_Your instructions_.
Retype the records below exactly as they appear, but leave out any pictures.

Chart and figure data:
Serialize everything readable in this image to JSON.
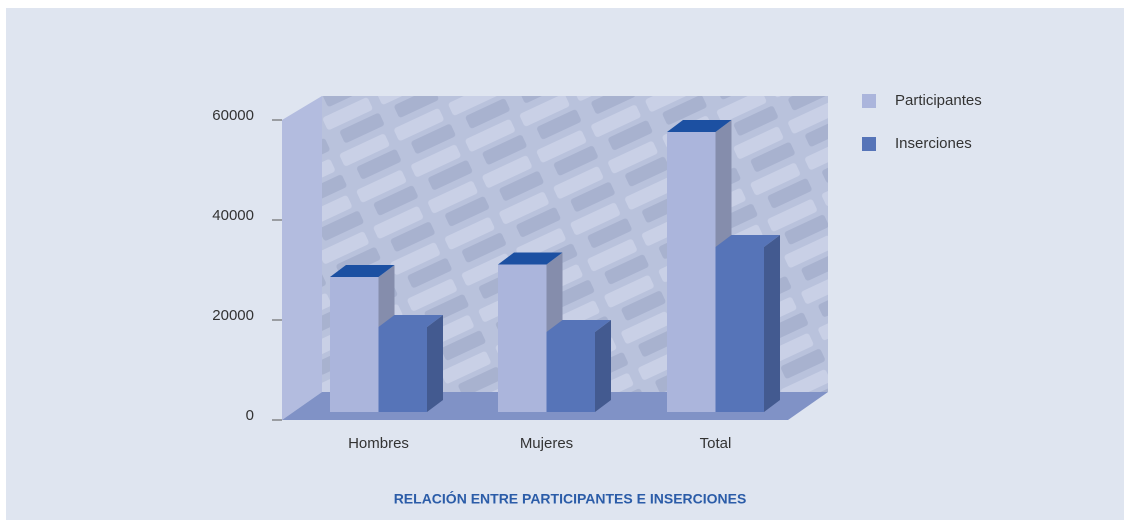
{
  "chart_data": {
    "type": "bar3d",
    "title": "RELACIÓN ENTRE PARTICIPANTES E INSERCIONES",
    "categories": [
      "Hombres",
      "Mujeres",
      "Total"
    ],
    "series": [
      {
        "name": "Participantes",
        "color": "#abb5dc",
        "values": [
          27000,
          29500,
          56000
        ]
      },
      {
        "name": "Inserciones",
        "color": "#5674b8",
        "values": [
          17000,
          16000,
          33000
        ]
      }
    ],
    "ylim": [
      0,
      60000
    ],
    "yticks": [
      0,
      20000,
      40000,
      60000
    ],
    "legend": "right"
  }
}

_In response_.
Serialize everything readable in this image to JSON.
{
  "chart_data": {
    "type": "bar3d",
    "title": "RELACIÓN ENTRE PARTICIPANTES E INSERCIONES",
    "categories": [
      "Hombres",
      "Mujeres",
      "Total"
    ],
    "series": [
      {
        "name": "Participantes",
        "color": "#abb5dc",
        "values": [
          27000,
          29500,
          56000
        ]
      },
      {
        "name": "Inserciones",
        "color": "#5674b8",
        "values": [
          17000,
          16000,
          33000
        ]
      }
    ],
    "ylim": [
      0,
      60000
    ],
    "yticks": [
      0,
      20000,
      40000,
      60000
    ],
    "legend": "right"
  }
}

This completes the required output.